## Description of the task
Copy out each line featuring the string "рада" from the entries beneath.

## Data for this task
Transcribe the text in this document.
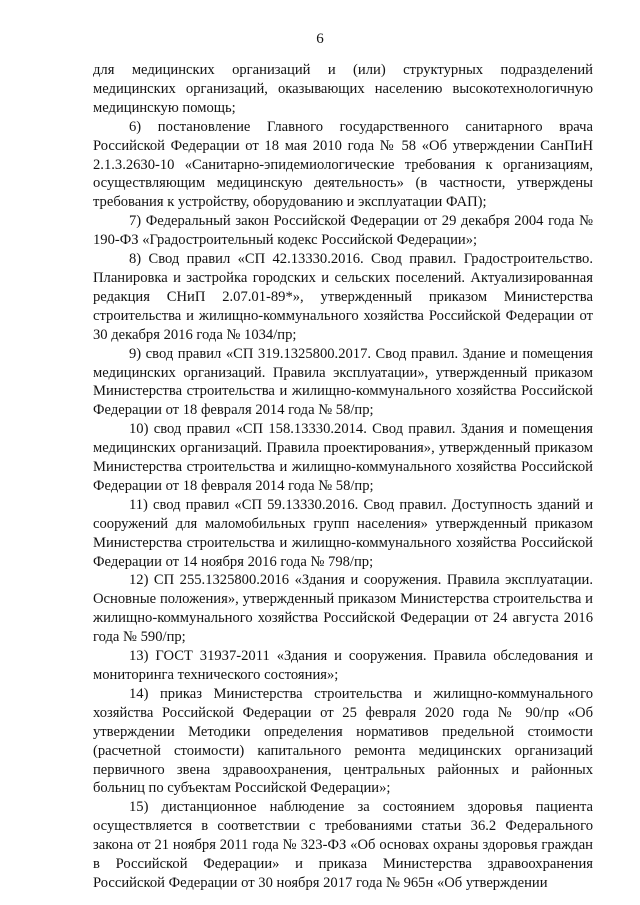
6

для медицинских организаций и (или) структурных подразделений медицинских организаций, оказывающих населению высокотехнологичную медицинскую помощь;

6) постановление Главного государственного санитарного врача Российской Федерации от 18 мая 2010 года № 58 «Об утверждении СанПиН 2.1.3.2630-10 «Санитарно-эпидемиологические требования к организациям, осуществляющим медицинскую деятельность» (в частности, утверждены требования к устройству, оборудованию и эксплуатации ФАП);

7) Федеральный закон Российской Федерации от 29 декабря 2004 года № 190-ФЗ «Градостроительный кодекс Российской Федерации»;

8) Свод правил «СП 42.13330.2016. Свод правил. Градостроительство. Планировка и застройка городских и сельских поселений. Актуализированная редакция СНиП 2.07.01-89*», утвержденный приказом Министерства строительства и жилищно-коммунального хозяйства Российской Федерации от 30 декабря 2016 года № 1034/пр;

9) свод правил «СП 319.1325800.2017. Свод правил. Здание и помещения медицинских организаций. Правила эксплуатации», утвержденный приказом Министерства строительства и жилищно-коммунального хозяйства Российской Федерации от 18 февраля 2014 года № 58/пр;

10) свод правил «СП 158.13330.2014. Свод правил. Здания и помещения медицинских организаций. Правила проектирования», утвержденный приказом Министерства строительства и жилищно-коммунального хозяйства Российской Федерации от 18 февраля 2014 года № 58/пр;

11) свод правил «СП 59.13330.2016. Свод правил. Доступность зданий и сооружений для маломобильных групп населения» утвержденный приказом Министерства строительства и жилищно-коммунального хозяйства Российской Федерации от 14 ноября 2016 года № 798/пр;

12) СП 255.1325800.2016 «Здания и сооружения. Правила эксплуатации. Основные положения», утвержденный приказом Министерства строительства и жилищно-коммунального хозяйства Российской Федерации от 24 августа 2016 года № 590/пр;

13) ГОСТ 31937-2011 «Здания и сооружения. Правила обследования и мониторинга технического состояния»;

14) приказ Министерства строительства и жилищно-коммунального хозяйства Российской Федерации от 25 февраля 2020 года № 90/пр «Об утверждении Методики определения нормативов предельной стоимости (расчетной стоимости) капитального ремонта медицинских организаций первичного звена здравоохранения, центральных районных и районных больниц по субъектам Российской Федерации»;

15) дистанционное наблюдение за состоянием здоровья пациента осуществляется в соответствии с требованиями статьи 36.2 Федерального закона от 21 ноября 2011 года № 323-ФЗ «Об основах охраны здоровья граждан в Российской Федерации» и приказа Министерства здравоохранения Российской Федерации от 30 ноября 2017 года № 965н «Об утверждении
---
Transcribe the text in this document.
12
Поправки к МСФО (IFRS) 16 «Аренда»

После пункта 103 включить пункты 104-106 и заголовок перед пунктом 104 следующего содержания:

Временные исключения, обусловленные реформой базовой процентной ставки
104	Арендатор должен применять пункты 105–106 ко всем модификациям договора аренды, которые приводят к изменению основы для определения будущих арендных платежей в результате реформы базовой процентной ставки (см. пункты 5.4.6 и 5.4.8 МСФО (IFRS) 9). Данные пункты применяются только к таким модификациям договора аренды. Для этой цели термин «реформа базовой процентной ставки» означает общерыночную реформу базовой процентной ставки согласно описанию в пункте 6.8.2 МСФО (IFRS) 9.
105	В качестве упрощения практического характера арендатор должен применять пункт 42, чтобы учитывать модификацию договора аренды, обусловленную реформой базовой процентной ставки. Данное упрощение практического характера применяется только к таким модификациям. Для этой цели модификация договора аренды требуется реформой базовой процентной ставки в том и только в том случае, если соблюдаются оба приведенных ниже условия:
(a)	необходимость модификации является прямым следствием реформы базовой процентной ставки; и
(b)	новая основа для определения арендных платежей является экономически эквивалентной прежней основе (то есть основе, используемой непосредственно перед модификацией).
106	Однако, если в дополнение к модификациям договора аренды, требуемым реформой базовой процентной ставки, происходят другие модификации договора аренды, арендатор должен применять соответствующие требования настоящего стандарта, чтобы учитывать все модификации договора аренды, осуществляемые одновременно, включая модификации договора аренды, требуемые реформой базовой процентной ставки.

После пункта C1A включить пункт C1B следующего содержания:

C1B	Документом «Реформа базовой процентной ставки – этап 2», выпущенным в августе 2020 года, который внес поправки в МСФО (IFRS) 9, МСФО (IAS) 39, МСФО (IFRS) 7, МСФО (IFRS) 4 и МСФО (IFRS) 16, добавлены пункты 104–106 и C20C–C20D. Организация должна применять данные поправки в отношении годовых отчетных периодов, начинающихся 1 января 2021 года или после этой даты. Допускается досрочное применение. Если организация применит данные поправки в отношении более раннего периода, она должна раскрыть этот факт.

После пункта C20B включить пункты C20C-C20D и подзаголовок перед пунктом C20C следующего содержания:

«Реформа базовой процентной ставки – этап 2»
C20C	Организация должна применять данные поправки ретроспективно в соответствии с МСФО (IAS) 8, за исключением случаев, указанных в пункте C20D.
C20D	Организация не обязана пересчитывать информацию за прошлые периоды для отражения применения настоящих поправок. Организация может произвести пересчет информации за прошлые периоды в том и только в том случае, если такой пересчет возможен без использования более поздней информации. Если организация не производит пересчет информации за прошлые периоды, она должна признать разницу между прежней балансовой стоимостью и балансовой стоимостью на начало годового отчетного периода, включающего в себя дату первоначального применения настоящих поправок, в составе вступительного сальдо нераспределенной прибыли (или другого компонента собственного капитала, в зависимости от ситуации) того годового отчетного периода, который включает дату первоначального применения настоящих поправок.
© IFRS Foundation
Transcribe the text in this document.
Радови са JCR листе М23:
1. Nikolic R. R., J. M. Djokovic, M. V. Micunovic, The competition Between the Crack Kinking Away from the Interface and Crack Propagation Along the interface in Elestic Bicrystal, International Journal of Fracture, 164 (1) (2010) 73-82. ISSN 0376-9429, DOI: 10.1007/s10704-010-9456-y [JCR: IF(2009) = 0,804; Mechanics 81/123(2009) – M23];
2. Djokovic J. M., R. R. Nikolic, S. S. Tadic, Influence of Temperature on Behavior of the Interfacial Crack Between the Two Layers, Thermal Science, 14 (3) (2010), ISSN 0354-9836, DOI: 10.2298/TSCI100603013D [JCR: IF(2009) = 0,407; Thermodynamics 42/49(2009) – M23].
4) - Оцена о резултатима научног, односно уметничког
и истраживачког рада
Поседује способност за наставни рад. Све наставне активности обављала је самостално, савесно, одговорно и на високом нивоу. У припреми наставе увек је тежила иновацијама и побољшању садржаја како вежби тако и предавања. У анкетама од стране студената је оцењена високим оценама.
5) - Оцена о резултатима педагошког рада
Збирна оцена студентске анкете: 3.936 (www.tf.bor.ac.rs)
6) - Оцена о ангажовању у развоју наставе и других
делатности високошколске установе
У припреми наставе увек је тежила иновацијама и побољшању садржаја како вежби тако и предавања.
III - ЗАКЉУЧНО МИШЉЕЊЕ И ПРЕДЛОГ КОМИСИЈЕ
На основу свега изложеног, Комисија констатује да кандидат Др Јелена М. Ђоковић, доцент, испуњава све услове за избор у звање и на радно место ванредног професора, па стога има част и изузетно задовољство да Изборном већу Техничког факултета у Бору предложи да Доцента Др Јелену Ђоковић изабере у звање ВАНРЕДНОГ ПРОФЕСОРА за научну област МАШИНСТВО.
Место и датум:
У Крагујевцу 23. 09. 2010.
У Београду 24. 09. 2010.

## Full output
и истраживачког рада
5) - Оцена о резултатима педагошког рада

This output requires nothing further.